Can I count on your vote?

December 28, 2020

How do you teach students to be media savvy citizens, ready to understand the complex dynamics of the modern political landscape? By making them run for office, of course.

Every year since Cary Academy first opened its doors, eighth-graders have participated in a mock election. “It seems like, if you’re trying to introduce American history and government, the logical starting point is to show how it all works, beginning with the electoral process,” explains eighth-grade history teacher David Snively.

ALL POLITICS ARE LOCAL

To be clear, this isn’t your typical mock election, nor is it a costume contest. Students are challenged to take on a role that represents the various dimensions of our electoral process: candidate, campaign staff, or journalist. Most importantly: everyone is a voter. Everyone.

#### Exercise aim
Reproduce the entire article on the eighth-grade mock election word for word.

#### Given data
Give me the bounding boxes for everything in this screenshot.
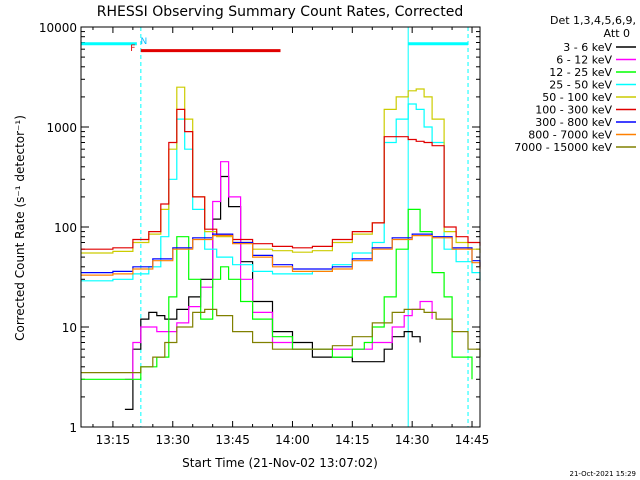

#### Solution to the problem
Can I count on your vote?

December 28, 2020

How do you teach students to be media savvy citizens, ready to understand the complex dynamics of the modern political landscape? By making them run for office, of course.

Every year since Cary Academy first opened its doors, eighth-graders have participated in a mock election. “It seems like, if you’re trying to introduce American history and government, the logical starting point is to show how it all works, beginning with the electoral process,” explains eighth-grade history teacher David Snively.

ALL POLITICS ARE LOCAL

To be clear, this isn’t your typical mock election, nor is it a costume contest. Students are challenged to take on a role that represents the various dimensions of our electoral process: candidate, campaign staff, or journalist. Most importantly: everyone is a voter. Everyone.